INSTRUCTIONS TO FOLLOW:
Find each line with the string "Africa" and report it.

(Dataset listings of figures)
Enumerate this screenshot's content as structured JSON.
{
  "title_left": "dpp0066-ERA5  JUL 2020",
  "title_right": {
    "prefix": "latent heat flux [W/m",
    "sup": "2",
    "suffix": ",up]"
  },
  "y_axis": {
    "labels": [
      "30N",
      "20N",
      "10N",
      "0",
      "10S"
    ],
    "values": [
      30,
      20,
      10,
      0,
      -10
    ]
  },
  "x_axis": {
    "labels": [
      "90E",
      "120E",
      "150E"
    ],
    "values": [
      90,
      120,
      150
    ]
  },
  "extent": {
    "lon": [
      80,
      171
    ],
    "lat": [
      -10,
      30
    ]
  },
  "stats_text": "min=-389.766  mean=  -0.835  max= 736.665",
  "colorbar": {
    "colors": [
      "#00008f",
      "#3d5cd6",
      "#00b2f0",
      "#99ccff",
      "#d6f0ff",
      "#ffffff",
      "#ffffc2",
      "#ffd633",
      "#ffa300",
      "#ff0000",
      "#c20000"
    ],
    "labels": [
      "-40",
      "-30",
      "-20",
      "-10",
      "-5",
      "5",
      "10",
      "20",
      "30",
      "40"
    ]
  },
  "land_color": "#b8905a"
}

...

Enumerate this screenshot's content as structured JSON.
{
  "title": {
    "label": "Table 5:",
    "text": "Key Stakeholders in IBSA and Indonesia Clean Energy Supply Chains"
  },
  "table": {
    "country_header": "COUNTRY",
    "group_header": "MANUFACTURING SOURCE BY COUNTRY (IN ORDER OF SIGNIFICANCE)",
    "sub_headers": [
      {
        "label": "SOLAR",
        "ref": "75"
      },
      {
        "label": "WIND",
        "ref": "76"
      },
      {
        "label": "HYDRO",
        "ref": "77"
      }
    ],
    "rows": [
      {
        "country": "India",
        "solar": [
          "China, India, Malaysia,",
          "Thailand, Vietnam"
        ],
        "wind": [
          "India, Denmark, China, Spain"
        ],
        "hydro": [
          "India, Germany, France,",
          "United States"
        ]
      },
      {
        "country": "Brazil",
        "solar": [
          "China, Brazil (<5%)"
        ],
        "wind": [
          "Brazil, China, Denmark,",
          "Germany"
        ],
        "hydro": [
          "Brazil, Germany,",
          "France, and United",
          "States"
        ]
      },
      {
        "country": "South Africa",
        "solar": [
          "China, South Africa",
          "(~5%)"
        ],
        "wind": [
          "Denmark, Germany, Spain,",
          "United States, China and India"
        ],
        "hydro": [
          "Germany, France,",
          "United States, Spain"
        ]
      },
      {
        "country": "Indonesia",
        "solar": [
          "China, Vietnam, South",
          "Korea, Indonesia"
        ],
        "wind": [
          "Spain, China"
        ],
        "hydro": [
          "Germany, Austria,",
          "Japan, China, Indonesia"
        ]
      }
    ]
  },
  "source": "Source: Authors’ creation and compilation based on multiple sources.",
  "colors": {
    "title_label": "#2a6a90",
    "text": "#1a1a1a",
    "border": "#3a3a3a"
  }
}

* * *

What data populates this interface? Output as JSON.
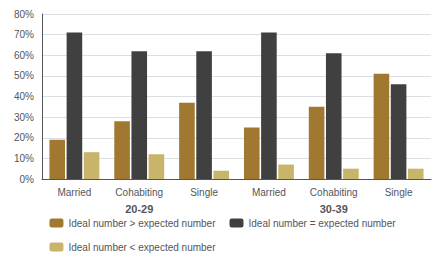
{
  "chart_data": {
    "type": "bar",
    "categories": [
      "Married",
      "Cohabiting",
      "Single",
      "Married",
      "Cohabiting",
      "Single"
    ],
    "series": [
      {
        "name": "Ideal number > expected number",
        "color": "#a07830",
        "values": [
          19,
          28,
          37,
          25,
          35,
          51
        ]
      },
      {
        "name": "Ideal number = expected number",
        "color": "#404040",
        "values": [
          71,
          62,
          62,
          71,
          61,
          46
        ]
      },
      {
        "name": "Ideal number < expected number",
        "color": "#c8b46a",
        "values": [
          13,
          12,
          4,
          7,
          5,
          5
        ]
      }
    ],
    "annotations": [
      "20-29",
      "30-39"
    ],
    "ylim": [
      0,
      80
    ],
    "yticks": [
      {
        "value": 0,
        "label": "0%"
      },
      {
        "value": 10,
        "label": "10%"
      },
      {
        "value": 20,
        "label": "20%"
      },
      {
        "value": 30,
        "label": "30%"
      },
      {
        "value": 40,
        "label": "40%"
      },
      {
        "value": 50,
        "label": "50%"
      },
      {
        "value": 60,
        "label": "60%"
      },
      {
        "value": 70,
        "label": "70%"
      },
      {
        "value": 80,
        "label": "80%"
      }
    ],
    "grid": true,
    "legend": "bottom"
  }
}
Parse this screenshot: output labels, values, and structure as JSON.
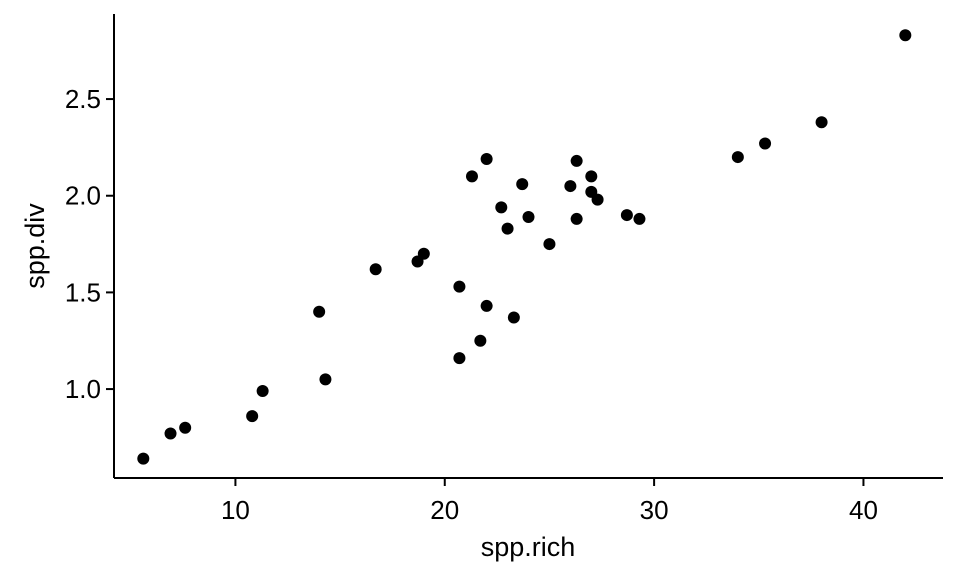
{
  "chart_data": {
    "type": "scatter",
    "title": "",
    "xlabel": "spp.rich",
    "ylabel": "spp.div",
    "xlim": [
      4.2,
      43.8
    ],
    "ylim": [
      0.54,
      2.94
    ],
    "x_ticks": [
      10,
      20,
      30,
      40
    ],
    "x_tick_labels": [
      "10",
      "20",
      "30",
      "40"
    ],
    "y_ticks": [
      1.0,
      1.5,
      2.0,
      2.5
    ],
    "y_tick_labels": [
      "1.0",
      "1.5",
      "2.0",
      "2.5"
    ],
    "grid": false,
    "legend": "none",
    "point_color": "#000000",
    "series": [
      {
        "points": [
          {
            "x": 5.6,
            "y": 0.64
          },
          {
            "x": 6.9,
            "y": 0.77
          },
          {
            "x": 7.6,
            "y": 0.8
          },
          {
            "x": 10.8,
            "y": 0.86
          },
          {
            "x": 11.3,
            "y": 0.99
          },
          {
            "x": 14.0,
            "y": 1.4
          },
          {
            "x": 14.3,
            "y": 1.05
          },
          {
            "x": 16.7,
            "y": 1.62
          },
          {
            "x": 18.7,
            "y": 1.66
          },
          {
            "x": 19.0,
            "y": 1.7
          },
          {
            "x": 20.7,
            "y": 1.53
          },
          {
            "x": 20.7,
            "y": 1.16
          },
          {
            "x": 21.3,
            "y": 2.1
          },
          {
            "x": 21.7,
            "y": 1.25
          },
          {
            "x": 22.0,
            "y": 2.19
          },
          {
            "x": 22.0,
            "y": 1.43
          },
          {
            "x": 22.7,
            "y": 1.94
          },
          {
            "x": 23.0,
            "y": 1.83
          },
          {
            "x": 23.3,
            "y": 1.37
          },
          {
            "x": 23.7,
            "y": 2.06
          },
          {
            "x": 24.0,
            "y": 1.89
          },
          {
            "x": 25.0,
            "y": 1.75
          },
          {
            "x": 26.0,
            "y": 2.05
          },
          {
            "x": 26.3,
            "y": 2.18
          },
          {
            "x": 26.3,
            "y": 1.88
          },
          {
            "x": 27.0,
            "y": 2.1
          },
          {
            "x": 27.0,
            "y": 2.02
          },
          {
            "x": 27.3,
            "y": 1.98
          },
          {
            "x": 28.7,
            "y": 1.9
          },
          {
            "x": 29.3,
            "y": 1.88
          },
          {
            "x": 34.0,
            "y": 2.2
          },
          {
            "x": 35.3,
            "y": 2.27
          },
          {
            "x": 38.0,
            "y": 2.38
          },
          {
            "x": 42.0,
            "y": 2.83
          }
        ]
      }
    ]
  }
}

EXERCISE SOLUTION:
        "country": "South Africa",
          "China, South Africa",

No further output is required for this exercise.